▶ [INSTRUCTIONS TO FOLLOW] The records below must be output exactly, without pictures.

▶ [LISTED RECORDS]
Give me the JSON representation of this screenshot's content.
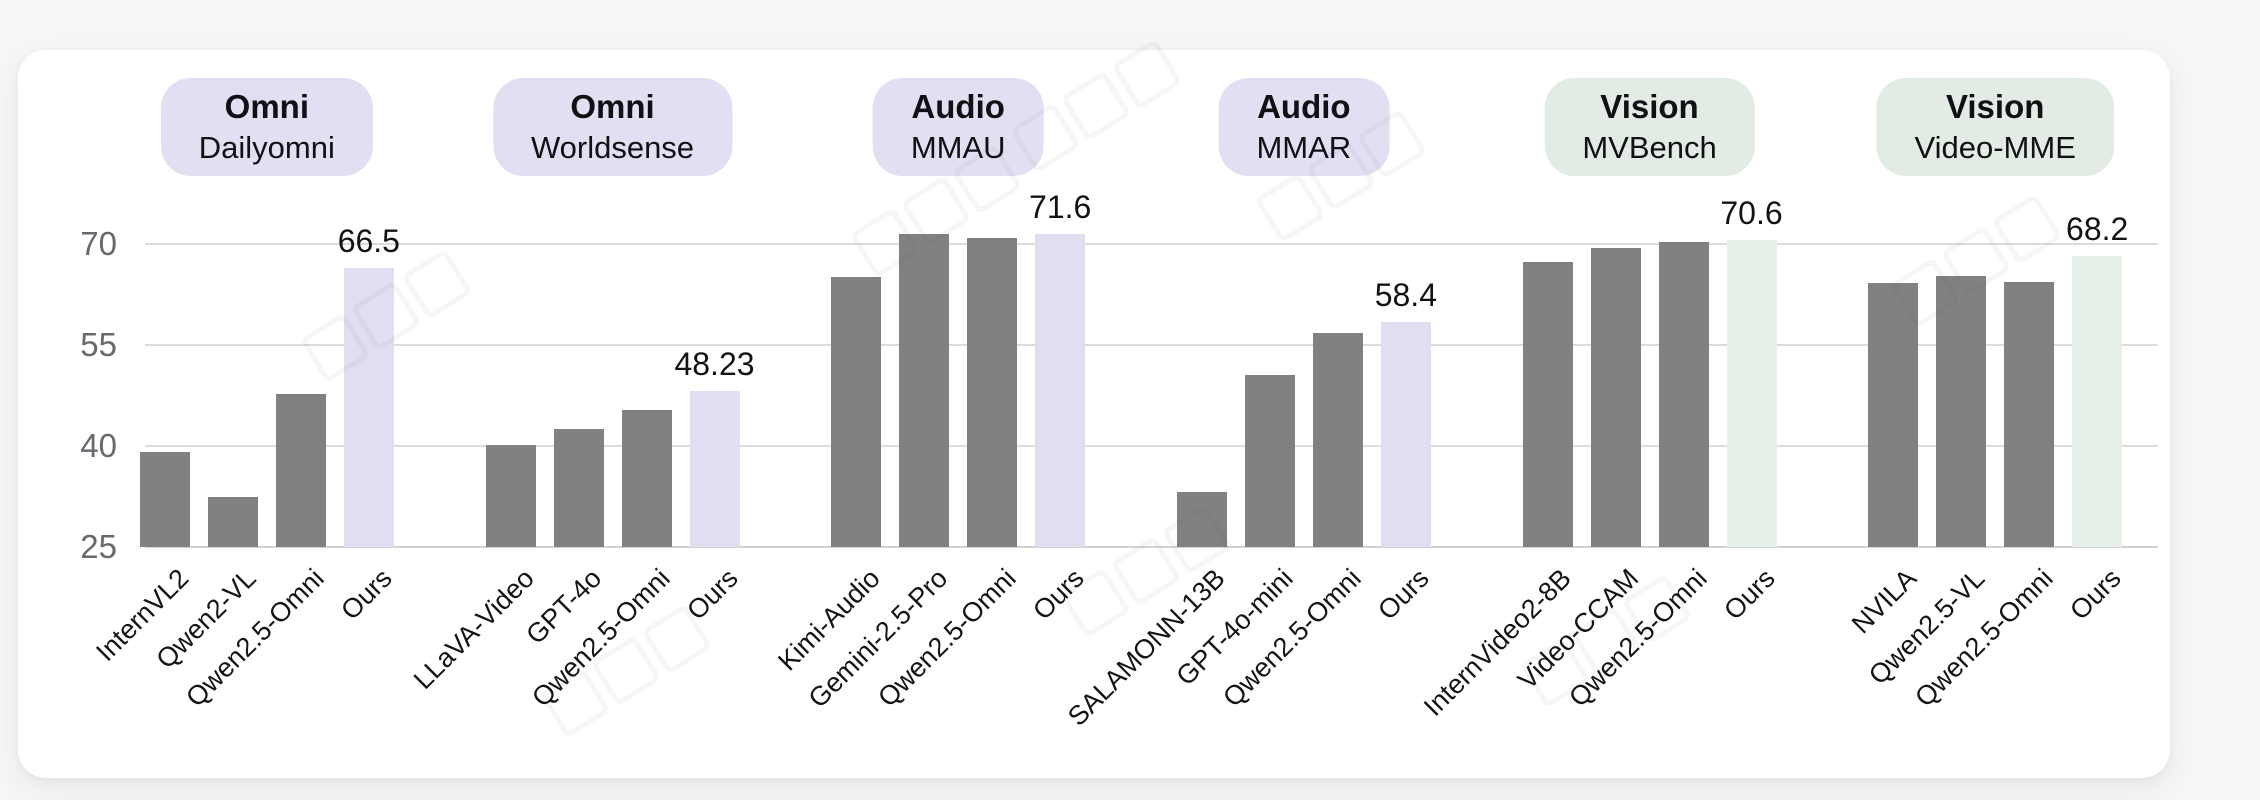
{
  "page": {
    "background_color": "#f6f6f7",
    "card_background_color": "#ffffff"
  },
  "chart_data": {
    "type": "bar",
    "title": "",
    "xlabel": "",
    "ylabel": "",
    "grid": true,
    "y_ticks": [
      25,
      40,
      55,
      70
    ],
    "ylim": [
      25,
      76.9
    ],
    "palette": {
      "default_bar": "#818181",
      "ours_bar_omni_audio": "#e1def1",
      "ours_bar_vision": "#e7efe9",
      "badge_omni_audio": "#e3dff3",
      "badge_vision": "#e2ebe4",
      "gridline": "#dcdcdc",
      "tick_label": "#666a6e",
      "text": "#131313"
    },
    "groups": [
      {
        "task": "Omni",
        "benchmark": "Dailyomni",
        "theme": "purple",
        "ours_value_label": "66.5",
        "bars": [
          {
            "model": "InternVL2",
            "value": 39.1
          },
          {
            "model": "Qwen2-VL",
            "value": 32.5
          },
          {
            "model": "Qwen2.5-Omni",
            "value": 47.7
          },
          {
            "model": "Ours",
            "value": 66.5,
            "ours": true
          }
        ]
      },
      {
        "task": "Omni",
        "benchmark": "Worldsense",
        "theme": "purple",
        "ours_value_label": "48.23",
        "bars": [
          {
            "model": "LLaVA-Video",
            "value": 40.2
          },
          {
            "model": "GPT-4o",
            "value": 42.6
          },
          {
            "model": "Qwen2.5-Omni",
            "value": 45.4
          },
          {
            "model": "Ours",
            "value": 48.23,
            "ours": true
          }
        ]
      },
      {
        "task": "Audio",
        "benchmark": "MMAU",
        "theme": "purple",
        "ours_value_label": "71.6",
        "bars": [
          {
            "model": "Kimi-Audio",
            "value": 65.1
          },
          {
            "model": "Gemini-2.5-Pro",
            "value": 71.5
          },
          {
            "model": "Qwen2.5-Omni",
            "value": 71.0
          },
          {
            "model": "Ours",
            "value": 71.6,
            "ours": true
          }
        ]
      },
      {
        "task": "Audio",
        "benchmark": "MMAR",
        "theme": "purple",
        "ours_value_label": "58.4",
        "bars": [
          {
            "model": "SALAMONN-13B",
            "value": 33.2
          },
          {
            "model": "GPT-4o-mini",
            "value": 50.6
          },
          {
            "model": "Qwen2.5-Omni",
            "value": 56.8
          },
          {
            "model": "Ours",
            "value": 58.4,
            "ours": true
          }
        ]
      },
      {
        "task": "Vision",
        "benchmark": "MVBench",
        "theme": "green",
        "ours_value_label": "70.6",
        "bars": [
          {
            "model": "InternVideo2-8B",
            "value": 67.3
          },
          {
            "model": "Video-CCAM",
            "value": 69.4
          },
          {
            "model": "Qwen2.5-Omni",
            "value": 70.3
          },
          {
            "model": "Ours",
            "value": 70.6,
            "ours": true
          }
        ]
      },
      {
        "task": "Vision",
        "benchmark": "Video-MME",
        "theme": "green",
        "ours_value_label": "68.2",
        "bars": [
          {
            "model": "NVILA",
            "value": 64.2
          },
          {
            "model": "Qwen2.5-VL",
            "value": 65.3
          },
          {
            "model": "Qwen2.5-Omni",
            "value": 64.4
          },
          {
            "model": "Ours",
            "value": 68.2,
            "ours": true
          }
        ]
      }
    ],
    "legend": [],
    "annotations": [
      "66.5",
      "48.23",
      "71.6",
      "58.4",
      "70.6",
      "68.2"
    ],
    "watermark": {
      "legible": false
    }
  }
}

▶ [WRITTEN ANSWER]
Give me the JSON representation of this screenshot's content.
{
  "page": {
    "background_color": "#f6f6f7",
    "card_background_color": "#ffffff"
  },
  "chart_data": {
    "type": "bar",
    "title": "",
    "xlabel": "",
    "ylabel": "",
    "grid": true,
    "y_ticks": [
      25,
      40,
      55,
      70
    ],
    "ylim": [
      25,
      76.9
    ],
    "palette": {
      "default_bar": "#818181",
      "ours_bar_omni_audio": "#e1def1",
      "ours_bar_vision": "#e7efe9",
      "badge_omni_audio": "#e3dff3",
      "badge_vision": "#e2ebe4",
      "gridline": "#dcdcdc",
      "tick_label": "#666a6e",
      "text": "#131313"
    },
    "groups": [
      {
        "task": "Omni",
        "benchmark": "Dailyomni",
        "theme": "purple",
        "ours_value_label": "66.5",
        "bars": [
          {
            "model": "InternVL2",
            "value": 39.1
          },
          {
            "model": "Qwen2-VL",
            "value": 32.5
          },
          {
            "model": "Qwen2.5-Omni",
            "value": 47.7
          },
          {
            "model": "Ours",
            "value": 66.5,
            "ours": true
          }
        ]
      },
      {
        "task": "Omni",
        "benchmark": "Worldsense",
        "theme": "purple",
        "ours_value_label": "48.23",
        "bars": [
          {
            "model": "LLaVA-Video",
            "value": 40.2
          },
          {
            "model": "GPT-4o",
            "value": 42.6
          },
          {
            "model": "Qwen2.5-Omni",
            "value": 45.4
          },
          {
            "model": "Ours",
            "value": 48.23,
            "ours": true
          }
        ]
      },
      {
        "task": "Audio",
        "benchmark": "MMAU",
        "theme": "purple",
        "ours_value_label": "71.6",
        "bars": [
          {
            "model": "Kimi-Audio",
            "value": 65.1
          },
          {
            "model": "Gemini-2.5-Pro",
            "value": 71.5
          },
          {
            "model": "Qwen2.5-Omni",
            "value": 71.0
          },
          {
            "model": "Ours",
            "value": 71.6,
            "ours": true
          }
        ]
      },
      {
        "task": "Audio",
        "benchmark": "MMAR",
        "theme": "purple",
        "ours_value_label": "58.4",
        "bars": [
          {
            "model": "SALAMONN-13B",
            "value": 33.2
          },
          {
            "model": "GPT-4o-mini",
            "value": 50.6
          },
          {
            "model": "Qwen2.5-Omni",
            "value": 56.8
          },
          {
            "model": "Ours",
            "value": 58.4,
            "ours": true
          }
        ]
      },
      {
        "task": "Vision",
        "benchmark": "MVBench",
        "theme": "green",
        "ours_value_label": "70.6",
        "bars": [
          {
            "model": "InternVideo2-8B",
            "value": 67.3
          },
          {
            "model": "Video-CCAM",
            "value": 69.4
          },
          {
            "model": "Qwen2.5-Omni",
            "value": 70.3
          },
          {
            "model": "Ours",
            "value": 70.6,
            "ours": true
          }
        ]
      },
      {
        "task": "Vision",
        "benchmark": "Video-MME",
        "theme": "green",
        "ours_value_label": "68.2",
        "bars": [
          {
            "model": "NVILA",
            "value": 64.2
          },
          {
            "model": "Qwen2.5-VL",
            "value": 65.3
          },
          {
            "model": "Qwen2.5-Omni",
            "value": 64.4
          },
          {
            "model": "Ours",
            "value": 68.2,
            "ours": true
          }
        ]
      }
    ],
    "legend": [],
    "annotations": [
      "66.5",
      "48.23",
      "71.6",
      "58.4",
      "70.6",
      "68.2"
    ],
    "watermark": {
      "legible": false
    }
  }
}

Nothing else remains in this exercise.